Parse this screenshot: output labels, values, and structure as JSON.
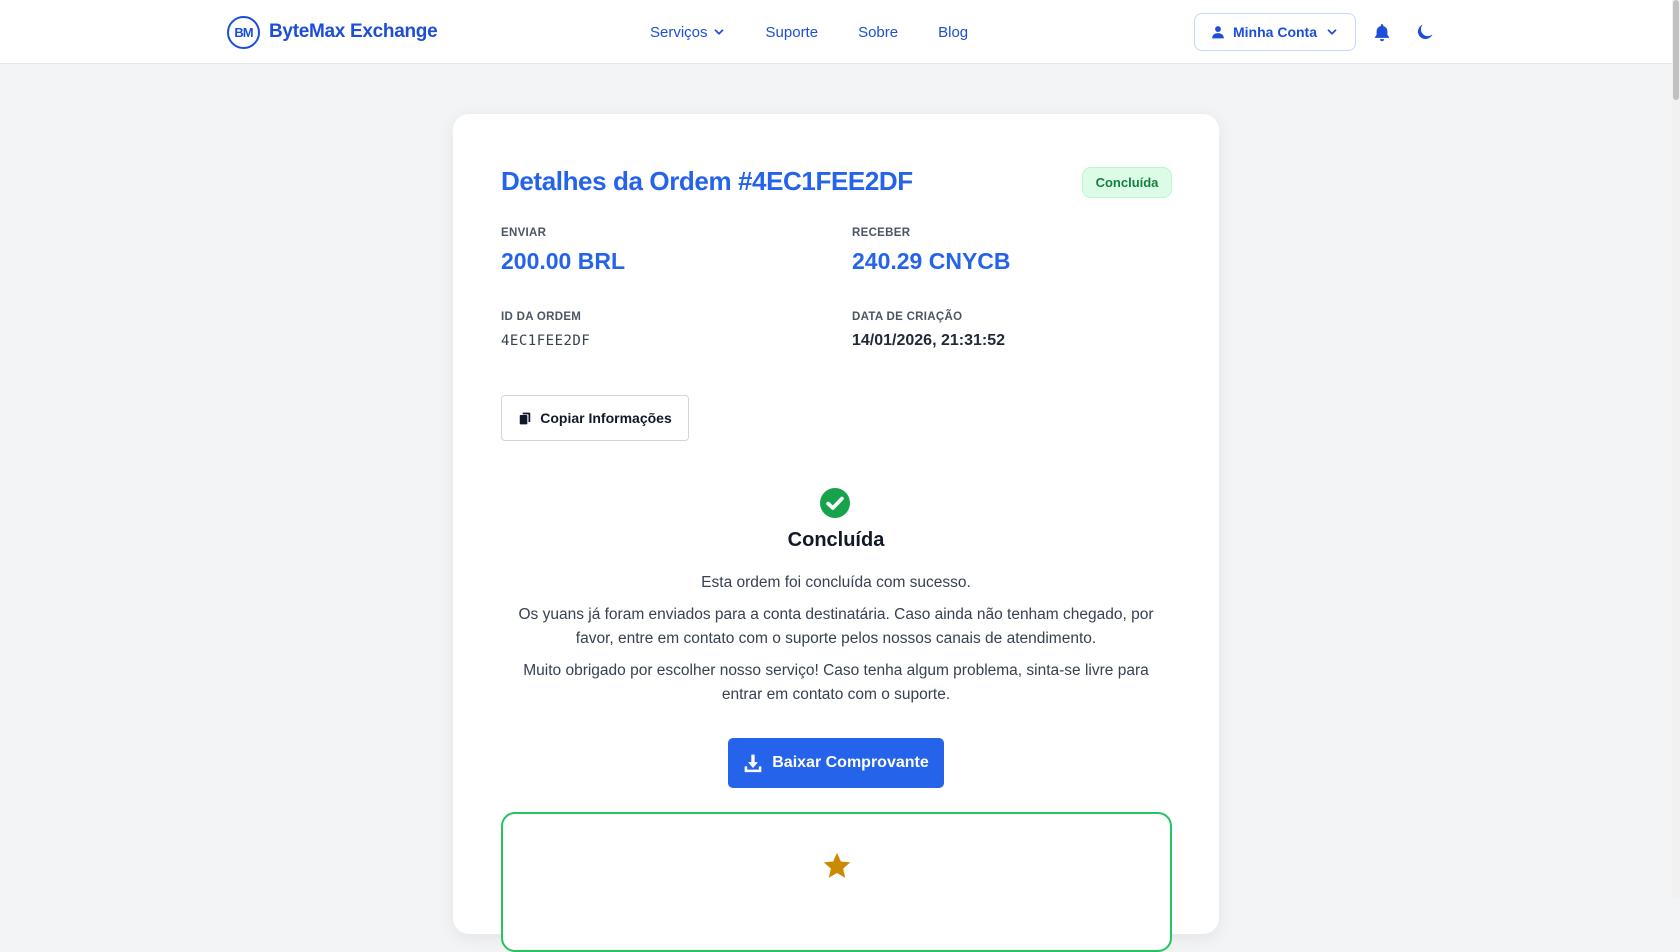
{
  "header": {
    "logo_mark": "BM",
    "logo_text": "ByteMax Exchange",
    "nav": [
      {
        "label": "Serviços",
        "has_dropdown": true
      },
      {
        "label": "Suporte"
      },
      {
        "label": "Sobre"
      },
      {
        "label": "Blog"
      }
    ],
    "account_label": "Minha Conta",
    "icons": [
      "user-icon",
      "chevron-down-icon",
      "bell-icon",
      "moon-icon"
    ]
  },
  "order": {
    "title": "Detalhes da Ordem #4EC1FEE2DF",
    "status_badge": "Concluída",
    "send_label": "ENVIAR",
    "send_value": "200.00 BRL",
    "receive_label": "RECEBER",
    "receive_value": "240.29 CNYCB",
    "id_label": "ID DA ORDEM",
    "id_value": "4EC1FEE2DF",
    "date_label": "DATA DE CRIAÇÃO",
    "date_value": "14/01/2026, 21:31:52",
    "copy_label": "Copiar Informações",
    "status_heading": "Concluída",
    "messages": [
      "Esta ordem foi concluída com sucesso.",
      "Os yuans já foram enviados para a conta destinatária. Caso ainda não tenham chegado, por favor, entre em contato com o suporte pelos nossos canais de atendimento.",
      "Muito obrigado por escolher nosso serviço! Caso tenha algum problema, sinta-se livre para entrar em contato com o suporte."
    ],
    "download_label": "Baixar Comprovante"
  },
  "colors": {
    "brand": "#1d4ed8",
    "primary": "#2563eb",
    "success": "#16a34a",
    "badge_bg": "#dcfce7",
    "star": "#ca8a04"
  }
}
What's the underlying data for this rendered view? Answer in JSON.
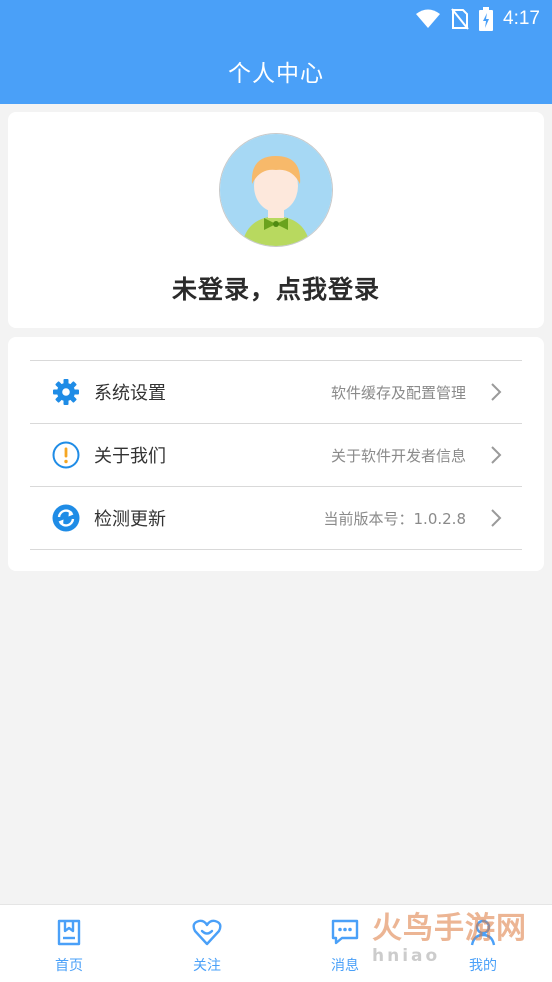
{
  "status_bar": {
    "time": "4:17",
    "icons": [
      "wifi-icon",
      "no-sim-icon",
      "battery-charging-icon"
    ]
  },
  "header": {
    "title": "个人中心"
  },
  "profile": {
    "login_prompt": "未登录，点我登录",
    "avatar_icon": "avatar-icon"
  },
  "menu": {
    "items": [
      {
        "label": "系统设置",
        "desc": "软件缓存及配置管理",
        "icon": "gear-icon"
      },
      {
        "label": "关于我们",
        "desc": "关于软件开发者信息",
        "icon": "info-icon"
      },
      {
        "label": "检测更新",
        "desc": "当前版本号：1.0.2.8",
        "icon": "refresh-icon"
      }
    ]
  },
  "bottom_nav": {
    "items": [
      {
        "label": "首页",
        "icon": "home-icon"
      },
      {
        "label": "关注",
        "icon": "heart-icon"
      },
      {
        "label": "消息",
        "icon": "message-icon"
      },
      {
        "label": "我的",
        "icon": "profile-icon"
      }
    ]
  },
  "watermark": {
    "text": "火鸟手游网",
    "domain": "hniao"
  },
  "colors": {
    "primary": "#4aa0f8",
    "background": "#f3f3f3",
    "text_secondary": "#8a8a8a"
  }
}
==================================================
Aim: Copy the entries exactly. Leave out the images.

Solution to the problem:
Parse this screenshot: output labels, values, and structure as JSON.
{
  "header": {
    "logo_mark": "BM",
    "logo_text": "ByteMax Exchange",
    "nav": [
      {
        "label": "Serviços",
        "has_dropdown": true
      },
      {
        "label": "Suporte"
      },
      {
        "label": "Sobre"
      },
      {
        "label": "Blog"
      }
    ],
    "account_label": "Minha Conta",
    "icons": [
      "user-icon",
      "chevron-down-icon",
      "bell-icon",
      "moon-icon"
    ]
  },
  "order": {
    "title": "Detalhes da Ordem #4EC1FEE2DF",
    "status_badge": "Concluída",
    "send_label": "ENVIAR",
    "send_value": "200.00 BRL",
    "receive_label": "RECEBER",
    "receive_value": "240.29 CNYCB",
    "id_label": "ID DA ORDEM",
    "id_value": "4EC1FEE2DF",
    "date_label": "DATA DE CRIAÇÃO",
    "date_value": "14/01/2026, 21:31:52",
    "copy_label": "Copiar Informações",
    "status_heading": "Concluída",
    "messages": [
      "Esta ordem foi concluída com sucesso.",
      "Os yuans já foram enviados para a conta destinatária. Caso ainda não tenham chegado, por favor, entre em contato com o suporte pelos nossos canais de atendimento.",
      "Muito obrigado por escolher nosso serviço! Caso tenha algum problema, sinta-se livre para entrar em contato com o suporte."
    ],
    "download_label": "Baixar Comprovante"
  },
  "colors": {
    "brand": "#1d4ed8",
    "primary": "#2563eb",
    "success": "#16a34a",
    "badge_bg": "#dcfce7",
    "star": "#ca8a04"
  }
}
What's the underlying data for this rendered view? Answer in JSON.
{
  "status_bar": {
    "time": "4:17",
    "icons": [
      "wifi-icon",
      "no-sim-icon",
      "battery-charging-icon"
    ]
  },
  "header": {
    "title": "个人中心"
  },
  "profile": {
    "login_prompt": "未登录，点我登录",
    "avatar_icon": "avatar-icon"
  },
  "menu": {
    "items": [
      {
        "label": "系统设置",
        "desc": "软件缓存及配置管理",
        "icon": "gear-icon"
      },
      {
        "label": "关于我们",
        "desc": "关于软件开发者信息",
        "icon": "info-icon"
      },
      {
        "label": "检测更新",
        "desc": "当前版本号：1.0.2.8",
        "icon": "refresh-icon"
      }
    ]
  },
  "bottom_nav": {
    "items": [
      {
        "label": "首页",
        "icon": "home-icon"
      },
      {
        "label": "关注",
        "icon": "heart-icon"
      },
      {
        "label": "消息",
        "icon": "message-icon"
      },
      {
        "label": "我的",
        "icon": "profile-icon"
      }
    ]
  },
  "watermark": {
    "text": "火鸟手游网",
    "domain": "hniao"
  },
  "colors": {
    "primary": "#4aa0f8",
    "background": "#f3f3f3",
    "text_secondary": "#8a8a8a"
  }
}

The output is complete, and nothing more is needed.